--- START Entries provided ---

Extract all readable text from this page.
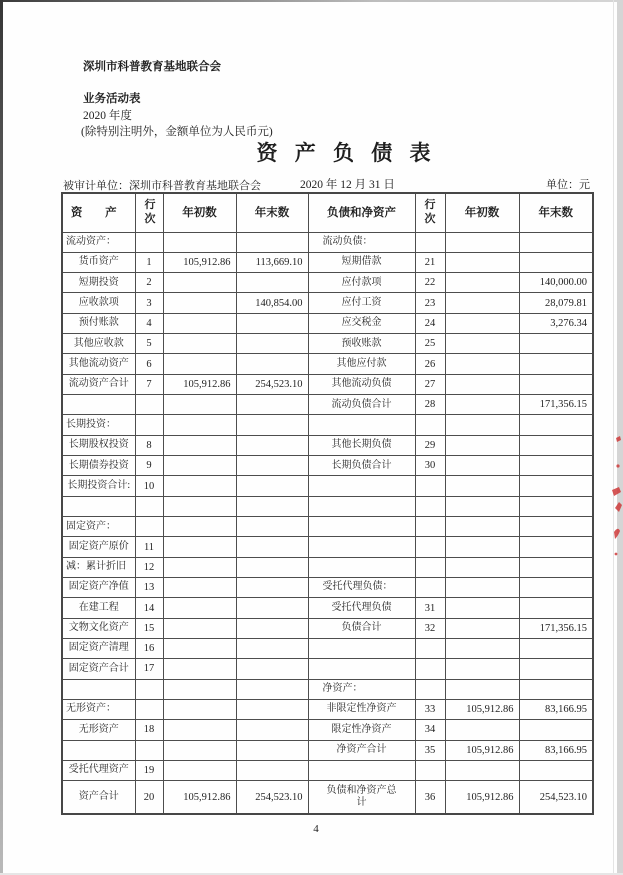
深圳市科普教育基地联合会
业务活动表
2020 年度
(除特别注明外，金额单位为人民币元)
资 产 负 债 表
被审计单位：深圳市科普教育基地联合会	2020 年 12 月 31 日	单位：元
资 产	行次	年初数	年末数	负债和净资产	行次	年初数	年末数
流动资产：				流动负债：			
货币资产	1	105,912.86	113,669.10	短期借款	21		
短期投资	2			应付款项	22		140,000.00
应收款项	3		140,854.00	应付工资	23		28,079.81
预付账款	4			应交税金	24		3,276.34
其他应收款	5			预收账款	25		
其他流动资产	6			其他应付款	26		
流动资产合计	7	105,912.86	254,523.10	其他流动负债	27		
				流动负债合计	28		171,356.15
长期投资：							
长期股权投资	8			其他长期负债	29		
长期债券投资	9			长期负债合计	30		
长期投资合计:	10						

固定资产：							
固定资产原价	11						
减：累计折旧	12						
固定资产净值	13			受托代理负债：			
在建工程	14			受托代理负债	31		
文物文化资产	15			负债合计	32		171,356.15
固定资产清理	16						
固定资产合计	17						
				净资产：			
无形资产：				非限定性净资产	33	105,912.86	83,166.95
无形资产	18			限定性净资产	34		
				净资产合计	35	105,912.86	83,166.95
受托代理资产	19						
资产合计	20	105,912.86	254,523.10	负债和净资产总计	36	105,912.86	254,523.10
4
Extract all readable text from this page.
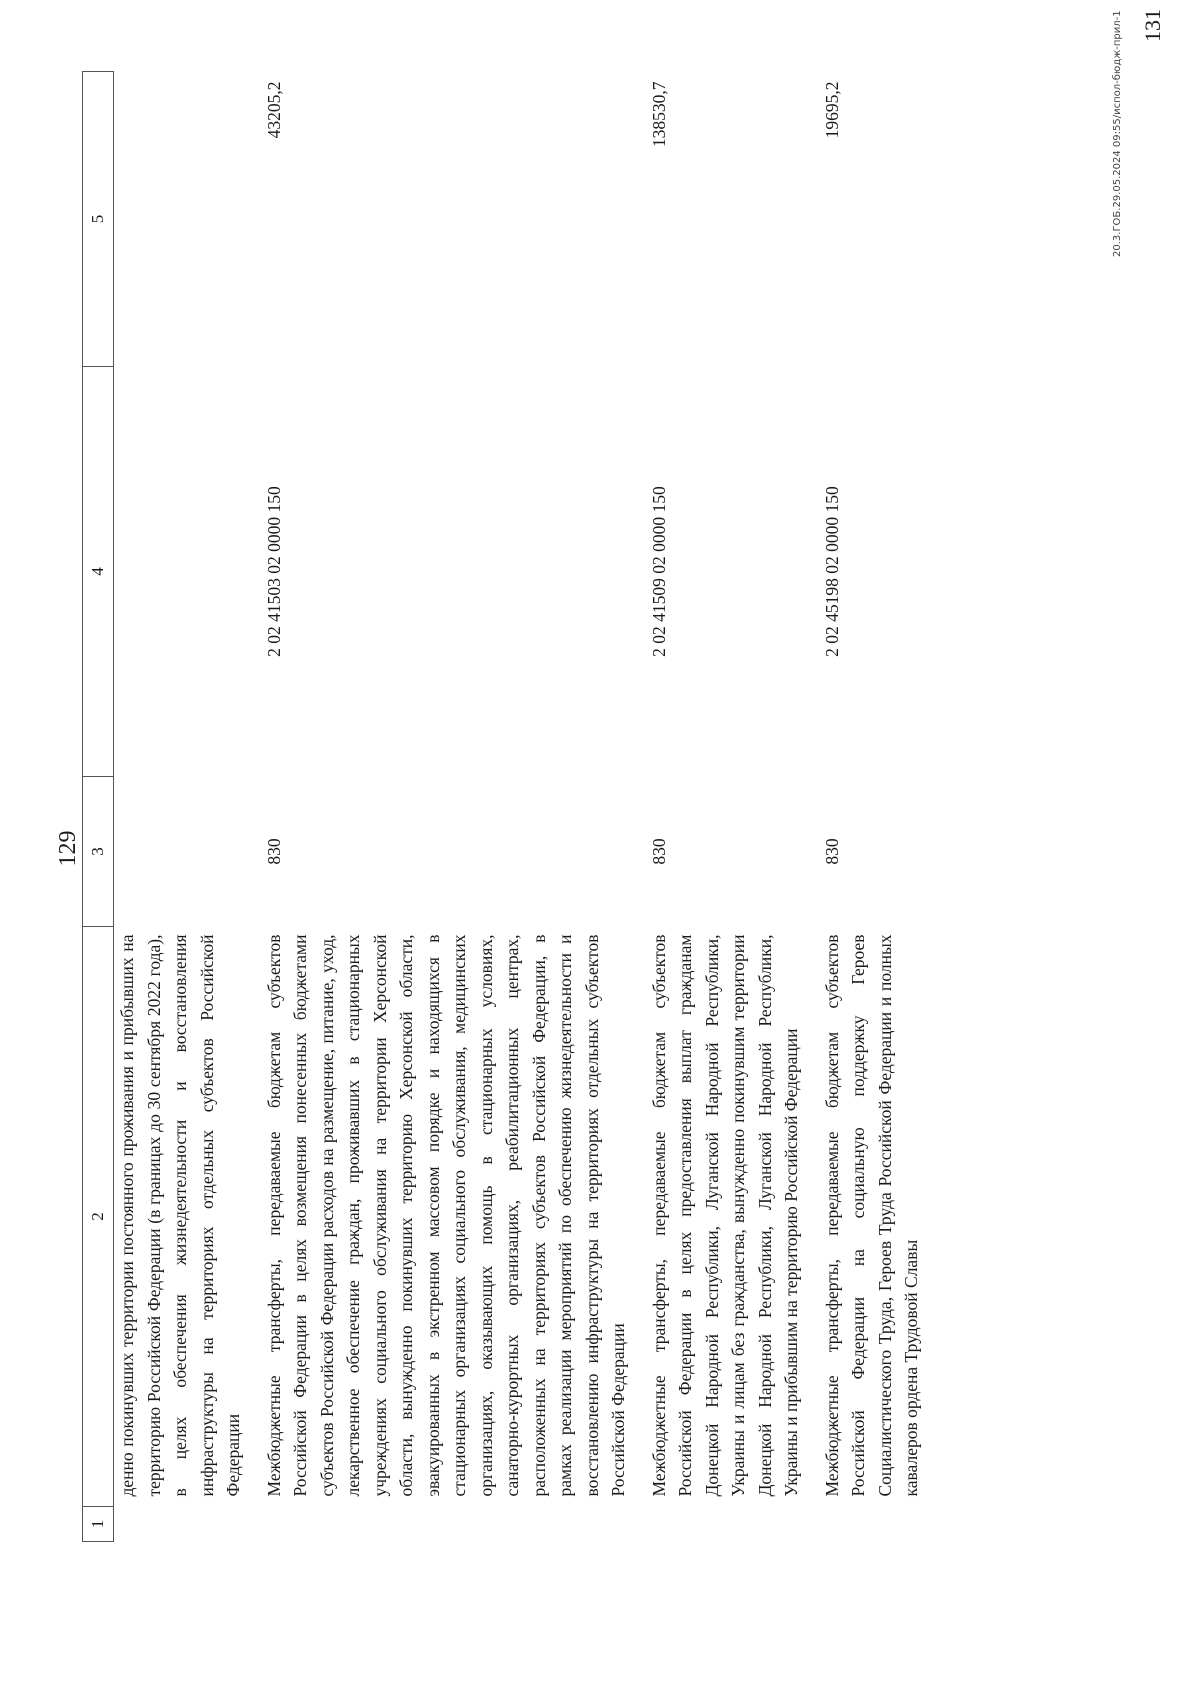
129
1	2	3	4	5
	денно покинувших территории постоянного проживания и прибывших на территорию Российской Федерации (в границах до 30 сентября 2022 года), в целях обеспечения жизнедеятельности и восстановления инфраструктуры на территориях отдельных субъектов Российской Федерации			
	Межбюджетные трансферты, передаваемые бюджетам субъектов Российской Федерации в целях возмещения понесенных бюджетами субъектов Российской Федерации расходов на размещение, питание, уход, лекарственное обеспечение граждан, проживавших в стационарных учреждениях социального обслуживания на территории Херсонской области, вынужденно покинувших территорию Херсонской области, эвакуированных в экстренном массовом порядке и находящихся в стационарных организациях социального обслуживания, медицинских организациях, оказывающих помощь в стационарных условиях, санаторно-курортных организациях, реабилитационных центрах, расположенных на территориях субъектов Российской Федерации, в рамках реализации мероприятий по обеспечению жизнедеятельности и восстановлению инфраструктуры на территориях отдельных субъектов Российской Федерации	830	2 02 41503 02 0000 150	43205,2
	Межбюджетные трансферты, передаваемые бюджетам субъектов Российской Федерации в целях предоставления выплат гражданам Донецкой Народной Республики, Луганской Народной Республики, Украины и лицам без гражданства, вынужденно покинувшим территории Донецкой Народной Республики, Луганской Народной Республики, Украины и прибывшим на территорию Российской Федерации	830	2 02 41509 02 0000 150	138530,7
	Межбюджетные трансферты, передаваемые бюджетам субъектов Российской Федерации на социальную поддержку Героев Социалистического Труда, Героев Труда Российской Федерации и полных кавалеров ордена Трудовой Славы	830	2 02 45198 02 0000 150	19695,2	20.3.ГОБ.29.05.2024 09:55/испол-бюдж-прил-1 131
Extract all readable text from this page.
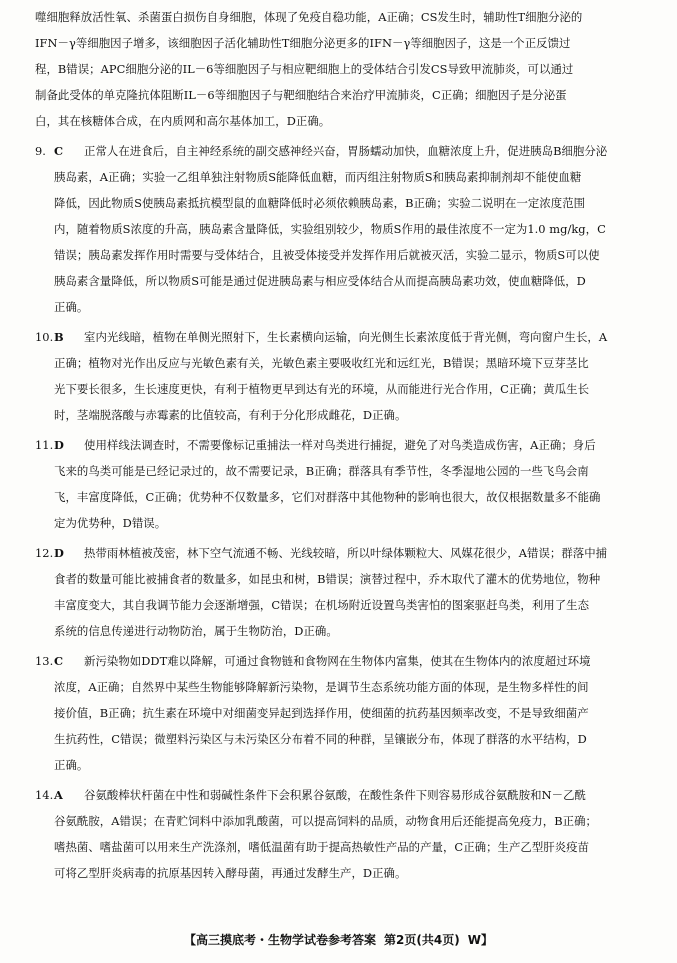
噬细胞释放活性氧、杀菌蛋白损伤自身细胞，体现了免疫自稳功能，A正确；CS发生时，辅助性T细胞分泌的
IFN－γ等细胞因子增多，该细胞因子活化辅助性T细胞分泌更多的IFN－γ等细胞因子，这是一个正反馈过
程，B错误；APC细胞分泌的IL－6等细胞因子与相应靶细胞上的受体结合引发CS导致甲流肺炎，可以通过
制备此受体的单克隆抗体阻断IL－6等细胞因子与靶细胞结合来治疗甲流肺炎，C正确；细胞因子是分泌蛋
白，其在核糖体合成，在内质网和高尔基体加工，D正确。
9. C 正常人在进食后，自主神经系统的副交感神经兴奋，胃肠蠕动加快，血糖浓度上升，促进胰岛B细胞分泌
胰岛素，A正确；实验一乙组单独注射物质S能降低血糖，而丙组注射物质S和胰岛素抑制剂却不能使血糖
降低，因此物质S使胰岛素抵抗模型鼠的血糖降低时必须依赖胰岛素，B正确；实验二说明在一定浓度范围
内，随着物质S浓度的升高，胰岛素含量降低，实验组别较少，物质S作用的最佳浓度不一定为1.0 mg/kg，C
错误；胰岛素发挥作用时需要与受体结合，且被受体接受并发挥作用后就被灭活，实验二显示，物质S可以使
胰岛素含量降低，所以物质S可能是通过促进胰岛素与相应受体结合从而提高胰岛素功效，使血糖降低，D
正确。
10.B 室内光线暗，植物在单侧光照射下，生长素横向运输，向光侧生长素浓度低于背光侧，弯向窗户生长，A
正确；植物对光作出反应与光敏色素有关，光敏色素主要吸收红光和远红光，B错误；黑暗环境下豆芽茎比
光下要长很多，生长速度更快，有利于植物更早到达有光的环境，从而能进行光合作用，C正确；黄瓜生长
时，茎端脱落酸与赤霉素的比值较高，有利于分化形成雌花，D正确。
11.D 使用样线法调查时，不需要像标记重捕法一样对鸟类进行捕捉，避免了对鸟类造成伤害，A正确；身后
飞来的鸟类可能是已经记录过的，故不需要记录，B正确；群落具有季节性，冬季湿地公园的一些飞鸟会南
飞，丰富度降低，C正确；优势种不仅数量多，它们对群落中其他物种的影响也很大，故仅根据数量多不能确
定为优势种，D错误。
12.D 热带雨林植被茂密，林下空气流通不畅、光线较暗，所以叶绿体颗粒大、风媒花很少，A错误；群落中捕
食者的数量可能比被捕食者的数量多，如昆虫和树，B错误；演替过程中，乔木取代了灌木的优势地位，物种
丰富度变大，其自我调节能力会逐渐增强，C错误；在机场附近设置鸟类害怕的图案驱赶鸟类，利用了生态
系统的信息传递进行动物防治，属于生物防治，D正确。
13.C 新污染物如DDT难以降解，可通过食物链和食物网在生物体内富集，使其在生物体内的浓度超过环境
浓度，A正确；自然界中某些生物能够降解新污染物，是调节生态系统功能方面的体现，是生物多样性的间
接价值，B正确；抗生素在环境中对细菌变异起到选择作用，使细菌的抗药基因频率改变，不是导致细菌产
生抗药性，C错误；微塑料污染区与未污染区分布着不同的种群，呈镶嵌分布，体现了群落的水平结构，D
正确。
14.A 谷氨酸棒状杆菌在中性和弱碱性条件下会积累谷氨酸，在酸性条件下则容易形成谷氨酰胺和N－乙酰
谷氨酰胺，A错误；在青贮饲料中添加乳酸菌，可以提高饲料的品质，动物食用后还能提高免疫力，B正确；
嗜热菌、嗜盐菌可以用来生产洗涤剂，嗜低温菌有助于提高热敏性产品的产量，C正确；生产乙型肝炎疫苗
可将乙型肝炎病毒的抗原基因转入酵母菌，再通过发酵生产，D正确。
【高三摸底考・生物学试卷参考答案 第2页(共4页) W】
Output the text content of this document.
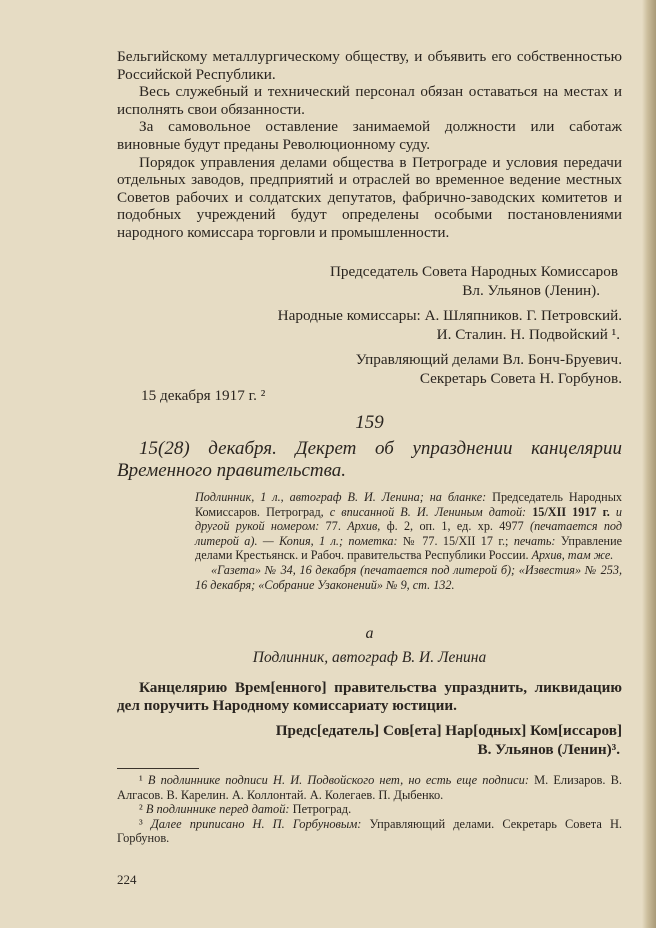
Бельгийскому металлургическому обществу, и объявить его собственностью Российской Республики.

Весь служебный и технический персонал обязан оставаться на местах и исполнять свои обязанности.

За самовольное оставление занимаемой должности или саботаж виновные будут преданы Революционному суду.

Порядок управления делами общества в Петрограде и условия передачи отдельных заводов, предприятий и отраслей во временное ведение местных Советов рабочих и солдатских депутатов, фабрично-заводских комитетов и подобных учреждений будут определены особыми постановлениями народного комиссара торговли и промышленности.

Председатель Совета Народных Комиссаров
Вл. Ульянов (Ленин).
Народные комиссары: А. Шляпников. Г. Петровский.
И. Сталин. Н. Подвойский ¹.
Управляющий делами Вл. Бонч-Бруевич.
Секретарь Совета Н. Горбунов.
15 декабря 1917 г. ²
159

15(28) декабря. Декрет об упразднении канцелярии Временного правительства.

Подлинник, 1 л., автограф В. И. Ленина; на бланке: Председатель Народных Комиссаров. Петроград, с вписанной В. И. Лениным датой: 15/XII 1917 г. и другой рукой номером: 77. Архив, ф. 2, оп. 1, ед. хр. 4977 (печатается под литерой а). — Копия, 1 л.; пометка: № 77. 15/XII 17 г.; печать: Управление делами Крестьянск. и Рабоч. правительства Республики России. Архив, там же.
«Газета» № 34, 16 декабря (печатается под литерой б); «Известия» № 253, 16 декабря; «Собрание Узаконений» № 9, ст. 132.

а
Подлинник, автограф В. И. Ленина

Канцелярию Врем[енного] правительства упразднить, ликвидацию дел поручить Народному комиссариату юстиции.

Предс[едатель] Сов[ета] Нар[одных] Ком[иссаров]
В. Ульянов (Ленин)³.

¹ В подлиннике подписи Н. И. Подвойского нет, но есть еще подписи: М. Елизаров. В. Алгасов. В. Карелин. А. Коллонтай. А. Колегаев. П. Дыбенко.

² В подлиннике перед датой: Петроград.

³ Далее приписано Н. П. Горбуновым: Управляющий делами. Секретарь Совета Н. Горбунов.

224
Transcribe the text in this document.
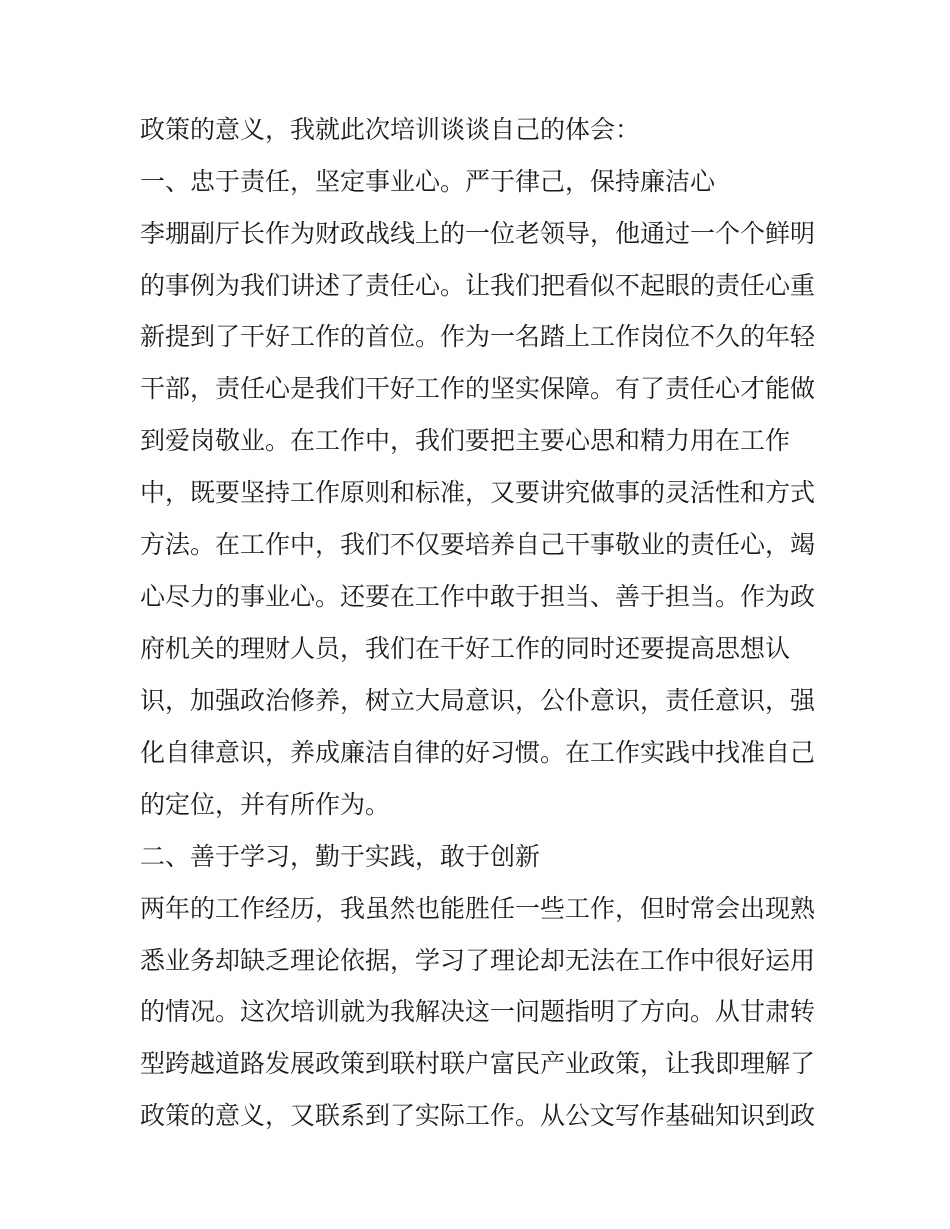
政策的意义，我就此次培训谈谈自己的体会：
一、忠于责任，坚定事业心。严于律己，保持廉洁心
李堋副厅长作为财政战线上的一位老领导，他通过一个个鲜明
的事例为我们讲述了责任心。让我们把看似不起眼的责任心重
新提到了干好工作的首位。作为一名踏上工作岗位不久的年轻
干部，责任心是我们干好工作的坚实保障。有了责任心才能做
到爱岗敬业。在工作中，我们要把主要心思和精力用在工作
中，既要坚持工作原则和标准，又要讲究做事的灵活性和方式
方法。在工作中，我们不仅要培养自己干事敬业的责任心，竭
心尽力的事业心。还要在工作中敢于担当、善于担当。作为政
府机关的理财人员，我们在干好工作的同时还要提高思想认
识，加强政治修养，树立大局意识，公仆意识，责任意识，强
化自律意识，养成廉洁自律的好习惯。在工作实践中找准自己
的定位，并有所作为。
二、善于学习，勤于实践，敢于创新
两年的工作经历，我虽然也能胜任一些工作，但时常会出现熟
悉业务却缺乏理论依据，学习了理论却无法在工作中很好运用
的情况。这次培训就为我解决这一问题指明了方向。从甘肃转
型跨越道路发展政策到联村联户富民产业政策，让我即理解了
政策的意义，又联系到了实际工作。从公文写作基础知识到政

--- END Entries provided ---

Look through the entries above; copy each line where the string "литерой" appears.

Подлинник, 1 л., автограф В. И. Ленина; на бланке: Председатель Народных Комиссаров. Петроград, с вписанной В. И. Лениным датой: 15/XII 1917 г. и другой рукой номером: 77. Архив, ф. 2, оп. 1, ед. хр. 4977 (печатается под литерой а). — Копия, 1 л.; пометка: № 77. 15/XII 17 г.; печать: Управление делами Крестьянск. и Рабоч. правительства Республики России. Архив, там же.
«Газета» № 34, 16 декабря (печатается под литерой б); «Известия» № 253, 16 декабря; «Собрание Узаконений» № 9, ст. 132.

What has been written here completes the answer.